● **Dataset excerpts**
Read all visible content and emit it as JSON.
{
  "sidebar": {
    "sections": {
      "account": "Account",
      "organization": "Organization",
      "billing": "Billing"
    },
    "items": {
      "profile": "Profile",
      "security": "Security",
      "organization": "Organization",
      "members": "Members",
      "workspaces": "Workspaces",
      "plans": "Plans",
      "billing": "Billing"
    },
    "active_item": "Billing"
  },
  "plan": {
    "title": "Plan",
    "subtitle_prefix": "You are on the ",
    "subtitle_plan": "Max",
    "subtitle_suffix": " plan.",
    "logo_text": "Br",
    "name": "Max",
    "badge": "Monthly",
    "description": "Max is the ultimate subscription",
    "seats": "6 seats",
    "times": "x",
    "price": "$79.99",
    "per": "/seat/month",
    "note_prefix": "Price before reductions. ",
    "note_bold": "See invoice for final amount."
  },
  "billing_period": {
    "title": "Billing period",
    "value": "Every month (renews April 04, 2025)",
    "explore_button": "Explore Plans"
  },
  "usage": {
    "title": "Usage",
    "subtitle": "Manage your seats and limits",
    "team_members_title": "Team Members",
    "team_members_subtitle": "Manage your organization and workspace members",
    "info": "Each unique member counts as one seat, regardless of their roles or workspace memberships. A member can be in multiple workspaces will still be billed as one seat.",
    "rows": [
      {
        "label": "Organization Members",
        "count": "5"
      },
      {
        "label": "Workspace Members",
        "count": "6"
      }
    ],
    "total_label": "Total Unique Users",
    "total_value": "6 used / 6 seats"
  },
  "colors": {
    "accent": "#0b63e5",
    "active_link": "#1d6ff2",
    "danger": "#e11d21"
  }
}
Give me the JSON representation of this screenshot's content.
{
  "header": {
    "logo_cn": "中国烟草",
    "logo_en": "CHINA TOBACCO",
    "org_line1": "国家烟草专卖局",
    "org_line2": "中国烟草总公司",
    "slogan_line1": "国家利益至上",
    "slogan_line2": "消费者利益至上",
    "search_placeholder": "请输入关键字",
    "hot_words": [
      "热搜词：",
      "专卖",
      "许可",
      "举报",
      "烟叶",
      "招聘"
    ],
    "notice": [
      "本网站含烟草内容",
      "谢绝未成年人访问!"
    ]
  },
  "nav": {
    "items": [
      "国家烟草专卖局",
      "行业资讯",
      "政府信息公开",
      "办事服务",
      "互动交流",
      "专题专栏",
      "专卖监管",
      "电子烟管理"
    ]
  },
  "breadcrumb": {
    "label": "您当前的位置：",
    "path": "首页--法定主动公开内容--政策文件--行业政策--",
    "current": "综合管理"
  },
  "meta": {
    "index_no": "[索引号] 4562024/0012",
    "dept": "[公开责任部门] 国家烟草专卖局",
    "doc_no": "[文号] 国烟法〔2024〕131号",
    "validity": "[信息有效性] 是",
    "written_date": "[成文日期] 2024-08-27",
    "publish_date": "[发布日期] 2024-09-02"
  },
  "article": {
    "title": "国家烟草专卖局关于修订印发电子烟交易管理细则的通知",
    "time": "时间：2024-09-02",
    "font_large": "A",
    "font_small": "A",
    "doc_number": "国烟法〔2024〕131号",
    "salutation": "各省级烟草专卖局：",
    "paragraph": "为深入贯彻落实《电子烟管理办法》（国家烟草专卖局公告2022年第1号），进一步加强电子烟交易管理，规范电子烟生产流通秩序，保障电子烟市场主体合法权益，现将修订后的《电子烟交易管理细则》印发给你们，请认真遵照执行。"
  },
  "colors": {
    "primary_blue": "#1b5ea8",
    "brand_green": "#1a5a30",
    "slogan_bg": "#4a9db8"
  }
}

● **Given problem**
Find the word "JSON" in the entries above and gather every line that holds it.

● **Solution for this task**
Read all visible content and emit it as JSON.
Give me the JSON representation of this screenshot's content.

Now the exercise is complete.